### Exercise description
Each line that includes the string "wyniki" counts once; give the total and nothing else.

### Input data
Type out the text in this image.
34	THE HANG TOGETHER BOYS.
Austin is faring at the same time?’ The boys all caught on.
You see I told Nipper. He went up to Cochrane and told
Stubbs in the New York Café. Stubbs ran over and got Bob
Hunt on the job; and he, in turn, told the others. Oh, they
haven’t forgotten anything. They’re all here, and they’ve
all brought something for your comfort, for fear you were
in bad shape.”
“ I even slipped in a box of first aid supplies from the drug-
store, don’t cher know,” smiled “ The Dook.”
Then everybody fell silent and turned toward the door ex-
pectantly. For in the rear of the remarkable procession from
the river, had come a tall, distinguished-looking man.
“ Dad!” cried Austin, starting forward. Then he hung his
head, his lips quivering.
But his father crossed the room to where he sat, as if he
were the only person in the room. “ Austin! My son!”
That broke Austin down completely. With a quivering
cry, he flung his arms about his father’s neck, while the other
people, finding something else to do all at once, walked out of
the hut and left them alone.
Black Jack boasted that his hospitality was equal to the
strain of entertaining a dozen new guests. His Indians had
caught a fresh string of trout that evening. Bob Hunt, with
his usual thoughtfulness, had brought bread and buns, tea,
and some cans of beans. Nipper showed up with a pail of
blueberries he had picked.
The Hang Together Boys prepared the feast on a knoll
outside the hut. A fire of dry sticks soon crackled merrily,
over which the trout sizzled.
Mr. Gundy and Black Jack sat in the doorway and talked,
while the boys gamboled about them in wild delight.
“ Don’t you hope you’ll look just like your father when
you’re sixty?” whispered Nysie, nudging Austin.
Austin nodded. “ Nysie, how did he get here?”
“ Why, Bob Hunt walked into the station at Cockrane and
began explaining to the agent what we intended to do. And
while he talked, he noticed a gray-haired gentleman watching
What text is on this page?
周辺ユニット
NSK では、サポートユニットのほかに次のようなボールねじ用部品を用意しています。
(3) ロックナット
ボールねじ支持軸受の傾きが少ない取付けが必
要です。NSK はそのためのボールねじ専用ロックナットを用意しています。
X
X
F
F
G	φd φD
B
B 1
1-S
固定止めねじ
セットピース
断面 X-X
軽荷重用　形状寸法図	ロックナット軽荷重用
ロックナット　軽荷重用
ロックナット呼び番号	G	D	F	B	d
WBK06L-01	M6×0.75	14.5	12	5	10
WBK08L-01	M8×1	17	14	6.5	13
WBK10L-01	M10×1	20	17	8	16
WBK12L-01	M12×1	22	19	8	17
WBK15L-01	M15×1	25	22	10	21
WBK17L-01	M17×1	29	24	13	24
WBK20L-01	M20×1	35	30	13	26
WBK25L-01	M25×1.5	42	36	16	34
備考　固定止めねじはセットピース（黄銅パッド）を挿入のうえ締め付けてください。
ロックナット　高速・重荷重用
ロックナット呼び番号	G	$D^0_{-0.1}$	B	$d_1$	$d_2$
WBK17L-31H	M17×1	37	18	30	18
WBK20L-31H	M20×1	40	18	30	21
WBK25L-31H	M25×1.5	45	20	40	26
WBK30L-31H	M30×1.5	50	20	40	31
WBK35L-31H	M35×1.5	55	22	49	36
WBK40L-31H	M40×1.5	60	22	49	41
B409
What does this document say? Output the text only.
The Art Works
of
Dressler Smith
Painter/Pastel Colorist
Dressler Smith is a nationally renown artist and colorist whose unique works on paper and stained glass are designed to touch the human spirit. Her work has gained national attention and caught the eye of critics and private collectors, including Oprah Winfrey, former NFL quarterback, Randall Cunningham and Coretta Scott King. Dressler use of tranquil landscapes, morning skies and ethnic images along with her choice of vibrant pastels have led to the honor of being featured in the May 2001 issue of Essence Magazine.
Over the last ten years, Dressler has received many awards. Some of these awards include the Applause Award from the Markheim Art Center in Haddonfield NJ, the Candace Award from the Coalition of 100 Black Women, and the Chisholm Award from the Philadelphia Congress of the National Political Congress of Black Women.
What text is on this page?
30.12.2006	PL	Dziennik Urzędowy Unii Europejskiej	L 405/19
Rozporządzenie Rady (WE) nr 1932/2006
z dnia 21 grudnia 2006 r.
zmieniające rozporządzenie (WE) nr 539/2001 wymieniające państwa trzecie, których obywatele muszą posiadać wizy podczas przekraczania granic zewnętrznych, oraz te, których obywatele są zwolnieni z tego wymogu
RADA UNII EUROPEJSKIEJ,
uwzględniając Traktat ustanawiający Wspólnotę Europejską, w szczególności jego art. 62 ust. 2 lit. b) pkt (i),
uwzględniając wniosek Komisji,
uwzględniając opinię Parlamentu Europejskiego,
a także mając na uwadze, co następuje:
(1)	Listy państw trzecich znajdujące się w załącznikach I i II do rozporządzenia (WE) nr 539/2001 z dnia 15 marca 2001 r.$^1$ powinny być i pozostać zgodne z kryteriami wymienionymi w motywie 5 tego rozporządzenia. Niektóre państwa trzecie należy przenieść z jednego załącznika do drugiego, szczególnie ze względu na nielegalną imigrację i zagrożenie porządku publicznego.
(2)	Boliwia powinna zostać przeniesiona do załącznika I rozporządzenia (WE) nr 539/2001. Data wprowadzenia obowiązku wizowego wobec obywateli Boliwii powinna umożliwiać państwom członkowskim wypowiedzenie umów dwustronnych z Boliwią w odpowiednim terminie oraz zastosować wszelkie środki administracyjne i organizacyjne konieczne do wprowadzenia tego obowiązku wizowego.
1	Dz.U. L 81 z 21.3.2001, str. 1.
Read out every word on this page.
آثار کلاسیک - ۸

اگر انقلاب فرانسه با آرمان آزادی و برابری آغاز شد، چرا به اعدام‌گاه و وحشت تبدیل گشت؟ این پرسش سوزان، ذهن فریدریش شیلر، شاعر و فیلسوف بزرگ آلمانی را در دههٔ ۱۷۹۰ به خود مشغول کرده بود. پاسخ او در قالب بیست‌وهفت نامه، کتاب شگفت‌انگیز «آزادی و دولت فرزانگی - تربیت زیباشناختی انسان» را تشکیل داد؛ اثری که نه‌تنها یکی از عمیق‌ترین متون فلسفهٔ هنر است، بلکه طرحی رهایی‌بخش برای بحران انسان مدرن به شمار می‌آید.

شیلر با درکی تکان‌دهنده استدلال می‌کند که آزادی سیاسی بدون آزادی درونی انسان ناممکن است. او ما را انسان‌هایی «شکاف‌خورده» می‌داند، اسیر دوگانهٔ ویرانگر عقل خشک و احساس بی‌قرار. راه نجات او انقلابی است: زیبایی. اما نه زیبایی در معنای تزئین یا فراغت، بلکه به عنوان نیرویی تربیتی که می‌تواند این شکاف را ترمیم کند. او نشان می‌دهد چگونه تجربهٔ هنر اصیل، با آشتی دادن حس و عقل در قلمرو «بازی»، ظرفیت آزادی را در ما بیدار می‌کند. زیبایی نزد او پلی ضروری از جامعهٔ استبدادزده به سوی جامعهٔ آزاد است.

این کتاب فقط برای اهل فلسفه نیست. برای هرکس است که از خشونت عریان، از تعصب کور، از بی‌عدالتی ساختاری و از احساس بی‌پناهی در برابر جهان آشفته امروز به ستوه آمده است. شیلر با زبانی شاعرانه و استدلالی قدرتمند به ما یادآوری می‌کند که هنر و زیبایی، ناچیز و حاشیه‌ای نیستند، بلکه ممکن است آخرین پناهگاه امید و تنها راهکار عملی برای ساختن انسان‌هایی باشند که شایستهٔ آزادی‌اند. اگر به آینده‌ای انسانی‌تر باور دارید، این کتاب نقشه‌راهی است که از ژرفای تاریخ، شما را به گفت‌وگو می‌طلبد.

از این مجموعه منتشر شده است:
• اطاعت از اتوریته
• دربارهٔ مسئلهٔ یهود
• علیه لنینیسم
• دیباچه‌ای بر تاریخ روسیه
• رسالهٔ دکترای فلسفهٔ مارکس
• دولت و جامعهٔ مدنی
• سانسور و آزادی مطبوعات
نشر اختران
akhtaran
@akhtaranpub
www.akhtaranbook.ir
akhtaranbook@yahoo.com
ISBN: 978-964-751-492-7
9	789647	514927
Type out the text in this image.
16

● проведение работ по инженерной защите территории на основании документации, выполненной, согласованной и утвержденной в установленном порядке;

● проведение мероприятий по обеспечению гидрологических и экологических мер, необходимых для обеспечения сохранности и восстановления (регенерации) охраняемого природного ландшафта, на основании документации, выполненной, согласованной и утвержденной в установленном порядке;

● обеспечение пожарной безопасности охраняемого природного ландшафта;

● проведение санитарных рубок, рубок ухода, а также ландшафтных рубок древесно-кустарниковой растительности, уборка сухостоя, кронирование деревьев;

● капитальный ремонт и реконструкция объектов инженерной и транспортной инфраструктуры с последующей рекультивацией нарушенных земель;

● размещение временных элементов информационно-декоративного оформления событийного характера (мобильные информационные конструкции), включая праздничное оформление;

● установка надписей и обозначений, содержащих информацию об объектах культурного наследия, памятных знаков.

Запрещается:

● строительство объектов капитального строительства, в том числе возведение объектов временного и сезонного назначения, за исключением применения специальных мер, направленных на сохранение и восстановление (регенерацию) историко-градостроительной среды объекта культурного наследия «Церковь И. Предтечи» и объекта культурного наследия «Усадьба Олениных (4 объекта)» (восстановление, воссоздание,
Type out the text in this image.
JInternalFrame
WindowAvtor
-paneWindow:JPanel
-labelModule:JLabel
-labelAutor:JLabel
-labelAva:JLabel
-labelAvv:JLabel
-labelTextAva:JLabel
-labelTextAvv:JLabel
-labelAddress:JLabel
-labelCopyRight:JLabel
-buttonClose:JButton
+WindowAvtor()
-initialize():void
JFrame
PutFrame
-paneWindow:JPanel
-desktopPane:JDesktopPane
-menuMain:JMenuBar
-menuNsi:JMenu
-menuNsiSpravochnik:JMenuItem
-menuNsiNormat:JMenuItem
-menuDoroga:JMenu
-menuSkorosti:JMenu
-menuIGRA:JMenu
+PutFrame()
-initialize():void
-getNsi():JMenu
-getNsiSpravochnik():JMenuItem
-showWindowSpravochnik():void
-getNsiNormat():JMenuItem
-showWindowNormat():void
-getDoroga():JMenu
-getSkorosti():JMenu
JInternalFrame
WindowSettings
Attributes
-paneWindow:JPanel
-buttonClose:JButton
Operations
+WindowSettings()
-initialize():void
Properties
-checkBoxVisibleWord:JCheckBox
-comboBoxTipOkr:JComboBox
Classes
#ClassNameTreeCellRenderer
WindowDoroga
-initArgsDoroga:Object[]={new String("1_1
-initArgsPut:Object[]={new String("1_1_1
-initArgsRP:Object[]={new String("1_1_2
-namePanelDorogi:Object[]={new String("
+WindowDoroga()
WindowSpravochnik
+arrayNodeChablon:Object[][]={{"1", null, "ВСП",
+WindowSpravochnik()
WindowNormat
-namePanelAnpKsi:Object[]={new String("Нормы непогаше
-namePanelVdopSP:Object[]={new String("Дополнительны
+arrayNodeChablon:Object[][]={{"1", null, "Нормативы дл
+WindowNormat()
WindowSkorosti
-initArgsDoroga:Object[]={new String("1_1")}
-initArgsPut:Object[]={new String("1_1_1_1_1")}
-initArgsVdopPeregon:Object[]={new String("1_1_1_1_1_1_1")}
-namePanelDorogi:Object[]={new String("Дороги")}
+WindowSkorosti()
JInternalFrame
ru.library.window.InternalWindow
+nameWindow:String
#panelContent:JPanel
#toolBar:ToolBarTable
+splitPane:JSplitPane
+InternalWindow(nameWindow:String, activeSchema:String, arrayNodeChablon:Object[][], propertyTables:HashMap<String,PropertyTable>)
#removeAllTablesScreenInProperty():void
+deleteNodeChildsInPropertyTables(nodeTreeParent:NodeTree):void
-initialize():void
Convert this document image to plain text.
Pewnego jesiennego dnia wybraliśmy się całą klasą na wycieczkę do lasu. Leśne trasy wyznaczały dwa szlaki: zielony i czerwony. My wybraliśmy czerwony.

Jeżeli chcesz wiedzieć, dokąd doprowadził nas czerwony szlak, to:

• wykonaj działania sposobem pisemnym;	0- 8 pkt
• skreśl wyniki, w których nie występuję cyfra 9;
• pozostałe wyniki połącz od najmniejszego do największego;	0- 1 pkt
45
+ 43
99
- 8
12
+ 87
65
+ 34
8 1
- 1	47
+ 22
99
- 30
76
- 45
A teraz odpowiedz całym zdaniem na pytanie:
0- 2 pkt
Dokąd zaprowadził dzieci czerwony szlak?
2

### Task solution
2